# Exercise description:
Write out the whole of the material exactly.

======== Record extracts

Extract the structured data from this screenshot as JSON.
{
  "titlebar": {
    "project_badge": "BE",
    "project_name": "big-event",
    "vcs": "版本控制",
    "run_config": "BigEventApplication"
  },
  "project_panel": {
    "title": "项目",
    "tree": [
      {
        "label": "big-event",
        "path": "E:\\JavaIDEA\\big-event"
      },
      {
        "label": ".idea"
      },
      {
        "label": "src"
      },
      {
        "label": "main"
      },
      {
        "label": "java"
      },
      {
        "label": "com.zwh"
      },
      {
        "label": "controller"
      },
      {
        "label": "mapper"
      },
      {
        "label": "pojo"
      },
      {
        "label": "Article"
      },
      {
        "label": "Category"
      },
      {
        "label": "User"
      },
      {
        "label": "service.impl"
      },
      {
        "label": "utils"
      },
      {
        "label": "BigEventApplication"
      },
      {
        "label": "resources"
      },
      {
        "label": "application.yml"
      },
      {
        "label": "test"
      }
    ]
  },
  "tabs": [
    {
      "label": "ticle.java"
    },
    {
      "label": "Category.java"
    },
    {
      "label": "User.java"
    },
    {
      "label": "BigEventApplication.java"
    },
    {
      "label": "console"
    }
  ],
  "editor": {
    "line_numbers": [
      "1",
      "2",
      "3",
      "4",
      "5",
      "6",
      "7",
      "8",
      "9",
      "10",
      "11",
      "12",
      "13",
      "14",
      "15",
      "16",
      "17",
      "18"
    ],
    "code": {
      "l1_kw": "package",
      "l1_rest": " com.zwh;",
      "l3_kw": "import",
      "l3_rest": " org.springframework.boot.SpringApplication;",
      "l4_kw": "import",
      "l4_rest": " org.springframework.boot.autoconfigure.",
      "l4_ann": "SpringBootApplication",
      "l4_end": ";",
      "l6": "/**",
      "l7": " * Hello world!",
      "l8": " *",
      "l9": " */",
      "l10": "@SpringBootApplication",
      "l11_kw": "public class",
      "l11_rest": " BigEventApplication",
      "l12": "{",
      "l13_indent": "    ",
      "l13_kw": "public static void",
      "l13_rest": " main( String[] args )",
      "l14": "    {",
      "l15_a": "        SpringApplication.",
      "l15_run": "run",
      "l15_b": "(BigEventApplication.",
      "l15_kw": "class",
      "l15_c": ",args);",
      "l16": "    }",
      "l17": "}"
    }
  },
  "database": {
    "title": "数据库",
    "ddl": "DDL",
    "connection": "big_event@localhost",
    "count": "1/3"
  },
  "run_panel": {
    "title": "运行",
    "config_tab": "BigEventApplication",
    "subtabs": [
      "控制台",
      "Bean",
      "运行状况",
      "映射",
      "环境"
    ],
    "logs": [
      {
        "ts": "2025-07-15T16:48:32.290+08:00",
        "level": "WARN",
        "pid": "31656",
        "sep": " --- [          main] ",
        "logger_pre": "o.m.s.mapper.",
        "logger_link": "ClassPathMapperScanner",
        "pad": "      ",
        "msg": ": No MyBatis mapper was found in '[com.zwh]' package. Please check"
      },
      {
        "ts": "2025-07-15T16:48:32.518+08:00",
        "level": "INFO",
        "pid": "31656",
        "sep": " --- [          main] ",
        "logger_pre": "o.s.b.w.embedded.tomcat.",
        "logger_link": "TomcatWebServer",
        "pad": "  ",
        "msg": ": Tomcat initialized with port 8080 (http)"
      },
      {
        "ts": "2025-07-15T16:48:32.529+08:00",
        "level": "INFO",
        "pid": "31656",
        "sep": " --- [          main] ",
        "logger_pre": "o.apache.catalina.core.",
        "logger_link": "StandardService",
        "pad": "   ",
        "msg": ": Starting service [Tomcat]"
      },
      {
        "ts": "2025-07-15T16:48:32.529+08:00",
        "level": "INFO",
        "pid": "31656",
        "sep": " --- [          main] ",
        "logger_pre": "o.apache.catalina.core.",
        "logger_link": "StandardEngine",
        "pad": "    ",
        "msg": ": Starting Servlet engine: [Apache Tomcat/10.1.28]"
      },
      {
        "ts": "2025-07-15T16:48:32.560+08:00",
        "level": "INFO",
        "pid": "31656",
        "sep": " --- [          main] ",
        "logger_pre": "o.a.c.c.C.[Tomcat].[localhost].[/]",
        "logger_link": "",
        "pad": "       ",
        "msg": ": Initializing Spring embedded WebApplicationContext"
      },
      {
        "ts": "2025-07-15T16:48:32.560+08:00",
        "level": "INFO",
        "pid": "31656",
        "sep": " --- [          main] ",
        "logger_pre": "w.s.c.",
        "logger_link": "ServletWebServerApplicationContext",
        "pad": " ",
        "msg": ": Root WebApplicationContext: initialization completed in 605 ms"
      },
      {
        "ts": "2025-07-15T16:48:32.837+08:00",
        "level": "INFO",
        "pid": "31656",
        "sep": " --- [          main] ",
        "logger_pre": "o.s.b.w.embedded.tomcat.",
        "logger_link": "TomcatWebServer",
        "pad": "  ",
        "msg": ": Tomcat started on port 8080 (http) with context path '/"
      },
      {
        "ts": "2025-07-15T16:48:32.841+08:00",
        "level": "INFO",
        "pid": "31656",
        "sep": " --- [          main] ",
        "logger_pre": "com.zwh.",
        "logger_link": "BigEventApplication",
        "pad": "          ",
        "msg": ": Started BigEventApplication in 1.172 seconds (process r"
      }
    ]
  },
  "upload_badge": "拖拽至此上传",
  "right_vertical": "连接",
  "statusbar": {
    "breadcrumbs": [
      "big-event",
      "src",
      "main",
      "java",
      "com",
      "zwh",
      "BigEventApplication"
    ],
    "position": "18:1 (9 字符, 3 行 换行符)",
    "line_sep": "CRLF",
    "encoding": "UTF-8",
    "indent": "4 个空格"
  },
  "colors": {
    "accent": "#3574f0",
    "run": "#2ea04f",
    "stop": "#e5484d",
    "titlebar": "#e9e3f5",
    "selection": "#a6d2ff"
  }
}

================

# Exercise answer:
Extract the structured data from this screenshot as JSON.
{
  "titlebar": {
    "project_badge": "BE",
    "project_name": "big-event",
    "vcs": "版本控制",
    "run_config": "BigEventApplication"
  },
  "project_panel": {
    "title": "项目",
    "tree": [
      {
        "label": "big-event",
        "path": "E:\\JavaIDEA\\big-event"
      },
      {
        "label": ".idea"
      },
      {
        "label": "src"
      },
      {
        "label": "main"
      },
      {
        "label": "java"
      },
      {
        "label": "com.zwh"
      },
      {
        "label": "controller"
      },
      {
        "label": "mapper"
      },
      {
        "label": "pojo"
      },
      {
        "label": "Article"
      },
      {
        "label": "Category"
      },
      {
        "label": "User"
      },
      {
        "label": "service.impl"
      },
      {
        "label": "utils"
      },
      {
        "label": "BigEventApplication"
      },
      {
        "label": "resources"
      },
      {
        "label": "application.yml"
      },
      {
        "label": "test"
      }
    ]
  },
  "tabs": [
    {
      "label": "ticle.java"
    },
    {
      "label": "Category.java"
    },
    {
      "label": "User.java"
    },
    {
      "label": "BigEventApplication.java"
    },
    {
      "label": "console"
    }
  ],
  "editor": {
    "line_numbers": [
      "1",
      "2",
      "3",
      "4",
      "5",
      "6",
      "7",
      "8",
      "9",
      "10",
      "11",
      "12",
      "13",
      "14",
      "15",
      "16",
      "17",
      "18"
    ],
    "code": {
      "l1_kw": "package",
      "l1_rest": " com.zwh;",
      "l3_kw": "import",
      "l3_rest": " org.springframework.boot.SpringApplication;",
      "l4_kw": "import",
      "l4_rest": " org.springframework.boot.autoconfigure.",
      "l4_ann": "SpringBootApplication",
      "l4_end": ";",
      "l6": "/**",
      "l7": " * Hello world!",
      "l8": " *",
      "l9": " */",
      "l10": "@SpringBootApplication",
      "l11_kw": "public class",
      "l11_rest": " BigEventApplication",
      "l12": "{",
      "l13_indent": "    ",
      "l13_kw": "public static void",
      "l13_rest": " main( String[] args )",
      "l14": "    {",
      "l15_a": "        SpringApplication.",
      "l15_run": "run",
      "l15_b": "(BigEventApplication.",
      "l15_kw": "class",
      "l15_c": ",args);",
      "l16": "    }",
      "l17": "}"
    }
  },
  "database": {
    "title": "数据库",
    "ddl": "DDL",
    "connection": "big_event@localhost",
    "count": "1/3"
  },
  "run_panel": {
    "title": "运行",
    "config_tab": "BigEventApplication",
    "subtabs": [
      "控制台",
      "Bean",
      "运行状况",
      "映射",
      "环境"
    ],
    "logs": [
      {
        "ts": "2025-07-15T16:48:32.290+08:00",
        "level": "WARN",
        "pid": "31656",
        "sep": " --- [          main] ",
        "logger_pre": "o.m.s.mapper.",
        "logger_link": "ClassPathMapperScanner",
        "pad": "      ",
        "msg": ": No MyBatis mapper was found in '[com.zwh]' package. Please check"
      },
      {
        "ts": "2025-07-15T16:48:32.518+08:00",
        "level": "INFO",
        "pid": "31656",
        "sep": " --- [          main] ",
        "logger_pre": "o.s.b.w.embedded.tomcat.",
        "logger_link": "TomcatWebServer",
        "pad": "  ",
        "msg": ": Tomcat initialized with port 8080 (http)"
      },
      {
        "ts": "2025-07-15T16:48:32.529+08:00",
        "level": "INFO",
        "pid": "31656",
        "sep": " --- [          main] ",
        "logger_pre": "o.apache.catalina.core.",
        "logger_link": "StandardService",
        "pad": "   ",
        "msg": ": Starting service [Tomcat]"
      },
      {
        "ts": "2025-07-15T16:48:32.529+08:00",
        "level": "INFO",
        "pid": "31656",
        "sep": " --- [          main] ",
        "logger_pre": "o.apache.catalina.core.",
        "logger_link": "StandardEngine",
        "pad": "    ",
        "msg": ": Starting Servlet engine: [Apache Tomcat/10.1.28]"
      },
      {
        "ts": "2025-07-15T16:48:32.560+08:00",
        "level": "INFO",
        "pid": "31656",
        "sep": " --- [          main] ",
        "logger_pre": "o.a.c.c.C.[Tomcat].[localhost].[/]",
        "logger_link": "",
        "pad": "       ",
        "msg": ": Initializing Spring embedded WebApplicationContext"
      },
      {
        "ts": "2025-07-15T16:48:32.560+08:00",
        "level": "INFO",
        "pid": "31656",
        "sep": " --- [          main] ",
        "logger_pre": "w.s.c.",
        "logger_link": "ServletWebServerApplicationContext",
        "pad": " ",
        "msg": ": Root WebApplicationContext: initialization completed in 605 ms"
      },
      {
        "ts": "2025-07-15T16:48:32.837+08:00",
        "level": "INFO",
        "pid": "31656",
        "sep": " --- [          main] ",
        "logger_pre": "o.s.b.w.embedded.tomcat.",
        "logger_link": "TomcatWebServer",
        "pad": "  ",
        "msg": ": Tomcat started on port 8080 (http) with context path '/"
      },
      {
        "ts": "2025-07-15T16:48:32.841+08:00",
        "level": "INFO",
        "pid": "31656",
        "sep": " --- [          main] ",
        "logger_pre": "com.zwh.",
        "logger_link": "BigEventApplication",
        "pad": "          ",
        "msg": ": Started BigEventApplication in 1.172 seconds (process r"
      }
    ]
  },
  "upload_badge": "拖拽至此上传",
  "right_vertical": "连接",
  "statusbar": {
    "breadcrumbs": [
      "big-event",
      "src",
      "main",
      "java",
      "com",
      "zwh",
      "BigEventApplication"
    ],
    "position": "18:1 (9 字符, 3 行 换行符)",
    "line_sep": "CRLF",
    "encoding": "UTF-8",
    "indent": "4 个空格"
  },
  "colors": {
    "accent": "#3574f0",
    "run": "#2ea04f",
    "stop": "#e5484d",
    "titlebar": "#e9e3f5",
    "selection": "#a6d2ff"
  }
}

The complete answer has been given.